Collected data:
****
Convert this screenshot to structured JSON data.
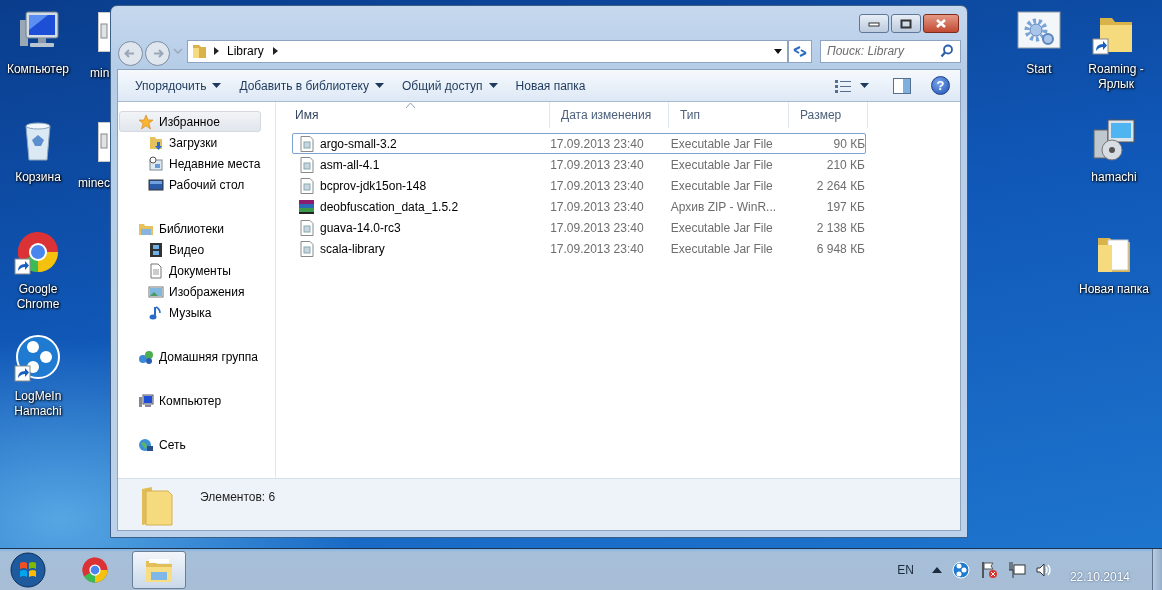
{
  "desktop": {
    "left_icons": [
      {
        "label": "Компьютер",
        "kind": "computer",
        "shortcut": false
      },
      {
        "label": "Корзина",
        "kind": "recycle-bin",
        "shortcut": false
      },
      {
        "label": "Google Chrome",
        "kind": "chrome",
        "shortcut": true
      },
      {
        "label": "LogMeIn Hamachi",
        "kind": "hamachi",
        "shortcut": true
      }
    ],
    "covered_icons": [
      {
        "label": "min"
      },
      {
        "label": "minec"
      }
    ],
    "right_icons": [
      {
        "label": "Start",
        "kind": "settings-window",
        "shortcut": false
      },
      {
        "label": "Roaming - Ярлык",
        "kind": "folder",
        "shortcut": true
      },
      {
        "label": "hamachi",
        "kind": "installer",
        "shortcut": false
      },
      {
        "label": "Новая папка",
        "kind": "folder-papers",
        "shortcut": false
      }
    ]
  },
  "explorer": {
    "address": {
      "path": [
        "Library"
      ]
    },
    "search": {
      "placeholder": "Поиск: Library"
    },
    "toolbar": [
      {
        "label": "Упорядочить",
        "dropdown": true
      },
      {
        "label": "Добавить в библиотеку",
        "dropdown": true
      },
      {
        "label": "Общий доступ",
        "dropdown": true
      },
      {
        "label": "Новая папка",
        "dropdown": false
      }
    ],
    "help": "?",
    "navigation": [
      {
        "label": "Избранное",
        "kind": "star",
        "selected": true,
        "children": [
          {
            "label": "Загрузки",
            "kind": "downloads",
            "selected": false
          },
          {
            "label": "Недавние места",
            "kind": "recent",
            "selected": false
          },
          {
            "label": "Рабочий стол",
            "kind": "desktop",
            "selected": false
          }
        ]
      },
      {
        "label": "Библиотеки",
        "kind": "libraries",
        "selected": false,
        "children": [
          {
            "label": "Видео",
            "kind": "video",
            "selected": false
          },
          {
            "label": "Документы",
            "kind": "documents",
            "selected": false
          },
          {
            "label": "Изображения",
            "kind": "pictures",
            "selected": false
          },
          {
            "label": "Музыка",
            "kind": "music",
            "selected": false
          }
        ]
      },
      {
        "label": "Домашняя группа",
        "kind": "homegroup",
        "selected": false
      },
      {
        "label": "Компьютер",
        "kind": "computer",
        "selected": false
      },
      {
        "label": "Сеть",
        "kind": "network",
        "selected": false
      }
    ],
    "columns": [
      {
        "label": "Имя",
        "sorted": true
      },
      {
        "label": "Дата изменения",
        "sorted": false
      },
      {
        "label": "Тип",
        "sorted": false
      },
      {
        "label": "Размер",
        "sorted": false
      }
    ],
    "files": [
      {
        "name": "argo-small-3.2",
        "modified": "17.09.2013 23:40",
        "type": "Executable Jar File",
        "size": "90 КБ",
        "kind": "jar",
        "focused": true
      },
      {
        "name": "asm-all-4.1",
        "modified": "17.09.2013 23:40",
        "type": "Executable Jar File",
        "size": "210 КБ",
        "kind": "jar",
        "focused": false
      },
      {
        "name": "bcprov-jdk15on-148",
        "modified": "17.09.2013 23:40",
        "type": "Executable Jar File",
        "size": "2 264 КБ",
        "kind": "jar",
        "focused": false
      },
      {
        "name": "deobfuscation_data_1.5.2",
        "modified": "17.09.2013 23:40",
        "type": "Архив ZIP - WinR...",
        "size": "197 КБ",
        "kind": "archive",
        "focused": false
      },
      {
        "name": "guava-14.0-rc3",
        "modified": "17.09.2013 23:40",
        "type": "Executable Jar File",
        "size": "2 138 КБ",
        "kind": "jar",
        "focused": false
      },
      {
        "name": "scala-library",
        "modified": "17.09.2013 23:40",
        "type": "Executable Jar File",
        "size": "6 948 КБ",
        "kind": "jar",
        "focused": false
      }
    ],
    "details": "Элементов: 6"
  },
  "taskbar": {
    "apps": [
      {
        "kind": "chrome",
        "active": false
      },
      {
        "kind": "explorer",
        "active": true
      }
    ],
    "language": "EN",
    "date": "22.10.2014"
  }
}
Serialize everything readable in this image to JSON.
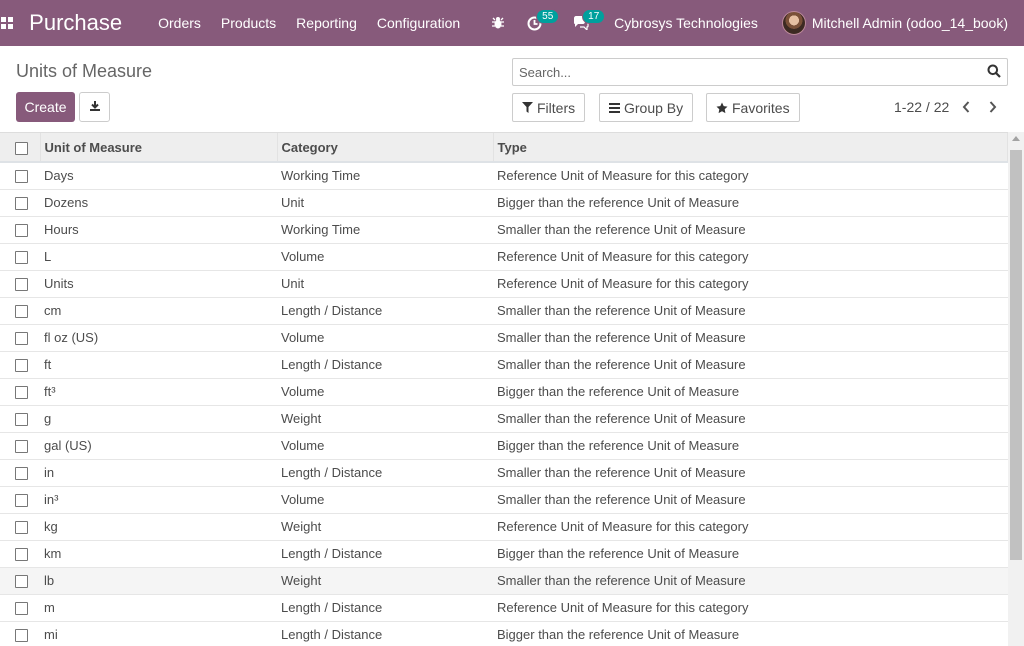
{
  "navbar": {
    "app_name": "Purchase",
    "menus": [
      "Orders",
      "Products",
      "Reporting",
      "Configuration"
    ],
    "activity_badge": "55",
    "messages_badge": "17",
    "company": "Cybrosys Technologies",
    "user": "Mitchell Admin (odoo_14_book)"
  },
  "page": {
    "title": "Units of Measure"
  },
  "search": {
    "placeholder": "Search..."
  },
  "actions": {
    "create_label": "Create"
  },
  "filters": {
    "filters_label": "Filters",
    "groupby_label": "Group By",
    "favorites_label": "Favorites"
  },
  "pager": {
    "value": "1-22 / 22"
  },
  "table": {
    "headers": [
      "Unit of Measure",
      "Category",
      "Type"
    ],
    "rows": [
      [
        "Days",
        "Working Time",
        "Reference Unit of Measure for this category"
      ],
      [
        "Dozens",
        "Unit",
        "Bigger than the reference Unit of Measure"
      ],
      [
        "Hours",
        "Working Time",
        "Smaller than the reference Unit of Measure"
      ],
      [
        "L",
        "Volume",
        "Reference Unit of Measure for this category"
      ],
      [
        "Units",
        "Unit",
        "Reference Unit of Measure for this category"
      ],
      [
        "cm",
        "Length / Distance",
        "Smaller than the reference Unit of Measure"
      ],
      [
        "fl oz (US)",
        "Volume",
        "Smaller than the reference Unit of Measure"
      ],
      [
        "ft",
        "Length / Distance",
        "Smaller than the reference Unit of Measure"
      ],
      [
        "ft³",
        "Volume",
        "Bigger than the reference Unit of Measure"
      ],
      [
        "g",
        "Weight",
        "Smaller than the reference Unit of Measure"
      ],
      [
        "gal (US)",
        "Volume",
        "Bigger than the reference Unit of Measure"
      ],
      [
        "in",
        "Length / Distance",
        "Smaller than the reference Unit of Measure"
      ],
      [
        "in³",
        "Volume",
        "Smaller than the reference Unit of Measure"
      ],
      [
        "kg",
        "Weight",
        "Reference Unit of Measure for this category"
      ],
      [
        "km",
        "Length / Distance",
        "Bigger than the reference Unit of Measure"
      ],
      [
        "lb",
        "Weight",
        "Smaller than the reference Unit of Measure"
      ],
      [
        "m",
        "Length / Distance",
        "Reference Unit of Measure for this category"
      ],
      [
        "mi",
        "Length / Distance",
        "Bigger than the reference Unit of Measure"
      ]
    ]
  },
  "colors": {
    "brand": "#875a7b",
    "badge": "#00a09d"
  }
}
****
What the task asks
Make an exact copy of every record, pictures excluded.

Task answer
Convert this screenshot to structured JSON data.
{
  "desktop": {
    "left_icons": [
      {
        "label": "Компьютер",
        "kind": "computer",
        "shortcut": false
      },
      {
        "label": "Корзина",
        "kind": "recycle-bin",
        "shortcut": false
      },
      {
        "label": "Google Chrome",
        "kind": "chrome",
        "shortcut": true
      },
      {
        "label": "LogMeIn Hamachi",
        "kind": "hamachi",
        "shortcut": true
      }
    ],
    "covered_icons": [
      {
        "label": "min"
      },
      {
        "label": "minec"
      }
    ],
    "right_icons": [
      {
        "label": "Start",
        "kind": "settings-window",
        "shortcut": false
      },
      {
        "label": "Roaming - Ярлык",
        "kind": "folder",
        "shortcut": true
      },
      {
        "label": "hamachi",
        "kind": "installer",
        "shortcut": false
      },
      {
        "label": "Новая папка",
        "kind": "folder-papers",
        "shortcut": false
      }
    ]
  },
  "explorer": {
    "address": {
      "path": [
        "Library"
      ]
    },
    "search": {
      "placeholder": "Поиск: Library"
    },
    "toolbar": [
      {
        "label": "Упорядочить",
        "dropdown": true
      },
      {
        "label": "Добавить в библиотеку",
        "dropdown": true
      },
      {
        "label": "Общий доступ",
        "dropdown": true
      },
      {
        "label": "Новая папка",
        "dropdown": false
      }
    ],
    "help": "?",
    "navigation": [
      {
        "label": "Избранное",
        "kind": "star",
        "selected": true,
        "children": [
          {
            "label": "Загрузки",
            "kind": "downloads",
            "selected": false
          },
          {
            "label": "Недавние места",
            "kind": "recent",
            "selected": false
          },
          {
            "label": "Рабочий стол",
            "kind": "desktop",
            "selected": false
          }
        ]
      },
      {
        "label": "Библиотеки",
        "kind": "libraries",
        "selected": false,
        "children": [
          {
            "label": "Видео",
            "kind": "video",
            "selected": false
          },
          {
            "label": "Документы",
            "kind": "documents",
            "selected": false
          },
          {
            "label": "Изображения",
            "kind": "pictures",
            "selected": false
          },
          {
            "label": "Музыка",
            "kind": "music",
            "selected": false
          }
        ]
      },
      {
        "label": "Домашняя группа",
        "kind": "homegroup",
        "selected": false
      },
      {
        "label": "Компьютер",
        "kind": "computer",
        "selected": false
      },
      {
        "label": "Сеть",
        "kind": "network",
        "selected": false
      }
    ],
    "columns": [
      {
        "label": "Имя",
        "sorted": true
      },
      {
        "label": "Дата изменения",
        "sorted": false
      },
      {
        "label": "Тип",
        "sorted": false
      },
      {
        "label": "Размер",
        "sorted": false
      }
    ],
    "files": [
      {
        "name": "argo-small-3.2",
        "modified": "17.09.2013 23:40",
        "type": "Executable Jar File",
        "size": "90 КБ",
        "kind": "jar",
        "focused": true
      },
      {
        "name": "asm-all-4.1",
        "modified": "17.09.2013 23:40",
        "type": "Executable Jar File",
        "size": "210 КБ",
        "kind": "jar",
        "focused": false
      },
      {
        "name": "bcprov-jdk15on-148",
        "modified": "17.09.2013 23:40",
        "type": "Executable Jar File",
        "size": "2 264 КБ",
        "kind": "jar",
        "focused": false
      },
      {
        "name": "deobfuscation_data_1.5.2",
        "modified": "17.09.2013 23:40",
        "type": "Архив ZIP - WinR...",
        "size": "197 КБ",
        "kind": "archive",
        "focused": false
      },
      {
        "name": "guava-14.0-rc3",
        "modified": "17.09.2013 23:40",
        "type": "Executable Jar File",
        "size": "2 138 КБ",
        "kind": "jar",
        "focused": false
      },
      {
        "name": "scala-library",
        "modified": "17.09.2013 23:40",
        "type": "Executable Jar File",
        "size": "6 948 КБ",
        "kind": "jar",
        "focused": false
      }
    ],
    "details": "Элементов: 6"
  },
  "taskbar": {
    "apps": [
      {
        "kind": "chrome",
        "active": false
      },
      {
        "kind": "explorer",
        "active": true
      }
    ],
    "language": "EN",
    "date": "22.10.2014"
  }
}
Serialize everything readable in this image to JSON.
{
  "navbar": {
    "app_name": "Purchase",
    "menus": [
      "Orders",
      "Products",
      "Reporting",
      "Configuration"
    ],
    "activity_badge": "55",
    "messages_badge": "17",
    "company": "Cybrosys Technologies",
    "user": "Mitchell Admin (odoo_14_book)"
  },
  "page": {
    "title": "Units of Measure"
  },
  "search": {
    "placeholder": "Search..."
  },
  "actions": {
    "create_label": "Create"
  },
  "filters": {
    "filters_label": "Filters",
    "groupby_label": "Group By",
    "favorites_label": "Favorites"
  },
  "pager": {
    "value": "1-22 / 22"
  },
  "table": {
    "headers": [
      "Unit of Measure",
      "Category",
      "Type"
    ],
    "rows": [
      [
        "Days",
        "Working Time",
        "Reference Unit of Measure for this category"
      ],
      [
        "Dozens",
        "Unit",
        "Bigger than the reference Unit of Measure"
      ],
      [
        "Hours",
        "Working Time",
        "Smaller than the reference Unit of Measure"
      ],
      [
        "L",
        "Volume",
        "Reference Unit of Measure for this category"
      ],
      [
        "Units",
        "Unit",
        "Reference Unit of Measure for this category"
      ],
      [
        "cm",
        "Length / Distance",
        "Smaller than the reference Unit of Measure"
      ],
      [
        "fl oz (US)",
        "Volume",
        "Smaller than the reference Unit of Measure"
      ],
      [
        "ft",
        "Length / Distance",
        "Smaller than the reference Unit of Measure"
      ],
      [
        "ft³",
        "Volume",
        "Bigger than the reference Unit of Measure"
      ],
      [
        "g",
        "Weight",
        "Smaller than the reference Unit of Measure"
      ],
      [
        "gal (US)",
        "Volume",
        "Bigger than the reference Unit of Measure"
      ],
      [
        "in",
        "Length / Distance",
        "Smaller than the reference Unit of Measure"
      ],
      [
        "in³",
        "Volume",
        "Smaller than the reference Unit of Measure"
      ],
      [
        "kg",
        "Weight",
        "Reference Unit of Measure for this category"
      ],
      [
        "km",
        "Length / Distance",
        "Bigger than the reference Unit of Measure"
      ],
      [
        "lb",
        "Weight",
        "Smaller than the reference Unit of Measure"
      ],
      [
        "m",
        "Length / Distance",
        "Reference Unit of Measure for this category"
      ],
      [
        "mi",
        "Length / Distance",
        "Bigger than the reference Unit of Measure"
      ]
    ]
  },
  "colors": {
    "brand": "#875a7b",
    "badge": "#00a09d"
  }
}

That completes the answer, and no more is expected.